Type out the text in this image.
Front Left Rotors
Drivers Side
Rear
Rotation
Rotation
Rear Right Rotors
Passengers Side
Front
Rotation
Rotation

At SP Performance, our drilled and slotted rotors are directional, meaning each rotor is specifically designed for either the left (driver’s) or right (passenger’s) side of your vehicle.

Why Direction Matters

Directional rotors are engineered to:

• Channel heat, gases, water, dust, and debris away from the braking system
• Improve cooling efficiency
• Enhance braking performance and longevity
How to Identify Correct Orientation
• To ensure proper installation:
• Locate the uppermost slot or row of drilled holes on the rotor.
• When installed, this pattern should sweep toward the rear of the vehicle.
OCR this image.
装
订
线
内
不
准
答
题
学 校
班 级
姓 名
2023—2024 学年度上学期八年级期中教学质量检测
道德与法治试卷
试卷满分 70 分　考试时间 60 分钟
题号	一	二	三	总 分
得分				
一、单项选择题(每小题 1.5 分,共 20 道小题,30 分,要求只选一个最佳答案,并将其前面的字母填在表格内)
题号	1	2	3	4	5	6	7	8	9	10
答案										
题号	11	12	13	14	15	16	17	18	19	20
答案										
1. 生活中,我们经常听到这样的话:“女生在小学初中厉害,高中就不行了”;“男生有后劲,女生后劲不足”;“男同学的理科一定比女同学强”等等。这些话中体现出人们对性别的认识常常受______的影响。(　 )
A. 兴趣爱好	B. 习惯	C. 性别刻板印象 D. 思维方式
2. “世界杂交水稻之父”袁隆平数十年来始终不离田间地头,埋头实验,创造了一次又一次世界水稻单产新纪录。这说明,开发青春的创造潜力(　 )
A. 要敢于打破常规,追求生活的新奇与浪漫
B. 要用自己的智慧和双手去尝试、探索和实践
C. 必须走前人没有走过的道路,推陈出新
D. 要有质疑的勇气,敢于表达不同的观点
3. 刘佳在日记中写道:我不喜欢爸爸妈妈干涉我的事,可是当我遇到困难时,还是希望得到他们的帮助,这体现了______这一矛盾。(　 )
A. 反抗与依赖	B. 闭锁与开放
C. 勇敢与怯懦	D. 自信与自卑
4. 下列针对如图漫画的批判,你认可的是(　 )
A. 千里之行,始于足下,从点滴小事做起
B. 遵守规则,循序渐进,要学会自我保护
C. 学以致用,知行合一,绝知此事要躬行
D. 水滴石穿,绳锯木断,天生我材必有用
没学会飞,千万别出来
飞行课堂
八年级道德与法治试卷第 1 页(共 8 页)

- **Instruction**
Emit the records above again, exactly, with no line skipped.

- **Complete answer**
Type out the text in this image.
Front Left Rotors
Drivers Side
Rear
Rotation
Rotation
Rear Right Rotors
Passengers Side
Front
Rotation
Rotation

At SP Performance, our drilled and slotted rotors are directional, meaning each rotor is specifically designed for either the left (driver’s) or right (passenger’s) side of your vehicle.

Why Direction Matters

Directional rotors are engineered to:

• Channel heat, gases, water, dust, and debris away from the braking system
• Improve cooling efficiency
• Enhance braking performance and longevity
How to Identify Correct Orientation
• To ensure proper installation:
• Locate the uppermost slot or row of drilled holes on the rotor.
• When installed, this pattern should sweep toward the rear of the vehicle.
OCR this image.
装
订
线
内
不
准
答
题
学 校
班 级
姓 名
2023—2024 学年度上学期八年级期中教学质量检测
道德与法治试卷
试卷满分 70 分　考试时间 60 分钟
题号	一	二	三	总 分
得分				
一、单项选择题(每小题 1.5 分,共 20 道小题,30 分,要求只选一个最佳答案,并将其前面的字母填在表格内)
题号	1	2	3	4	5	6	7	8	9	10
答案										
题号	11	12	13	14	15	16	17	18	19	20
答案										
1. 生活中,我们经常听到这样的话:“女生在小学初中厉害,高中就不行了”;“男生有后劲,女生后劲不足”;“男同学的理科一定比女同学强”等等。这些话中体现出人们对性别的认识常常受______的影响。(　 )
A. 兴趣爱好	B. 习惯	C. 性别刻板印象 D. 思维方式
2. “世界杂交水稻之父”袁隆平数十年来始终不离田间地头,埋头实验,创造了一次又一次世界水稻单产新纪录。这说明,开发青春的创造潜力(　 )
A. 要敢于打破常规,追求生活的新奇与浪漫
B. 要用自己的智慧和双手去尝试、探索和实践
C. 必须走前人没有走过的道路,推陈出新
D. 要有质疑的勇气,敢于表达不同的观点
3. 刘佳在日记中写道:我不喜欢爸爸妈妈干涉我的事,可是当我遇到困难时,还是希望得到他们的帮助,这体现了______这一矛盾。(　 )
A. 反抗与依赖	B. 闭锁与开放
C. 勇敢与怯懦	D. 自信与自卑
4. 下列针对如图漫画的批判,你认可的是(　 )
A. 千里之行,始于足下,从点滴小事做起
B. 遵守规则,循序渐进,要学会自我保护
C. 学以致用,知行合一,绝知此事要躬行
D. 水滴石穿,绳锯木断,天生我材必有用
没学会飞,千万别出来
飞行课堂
八年级道德与法治试卷第 1 页(共 8 页)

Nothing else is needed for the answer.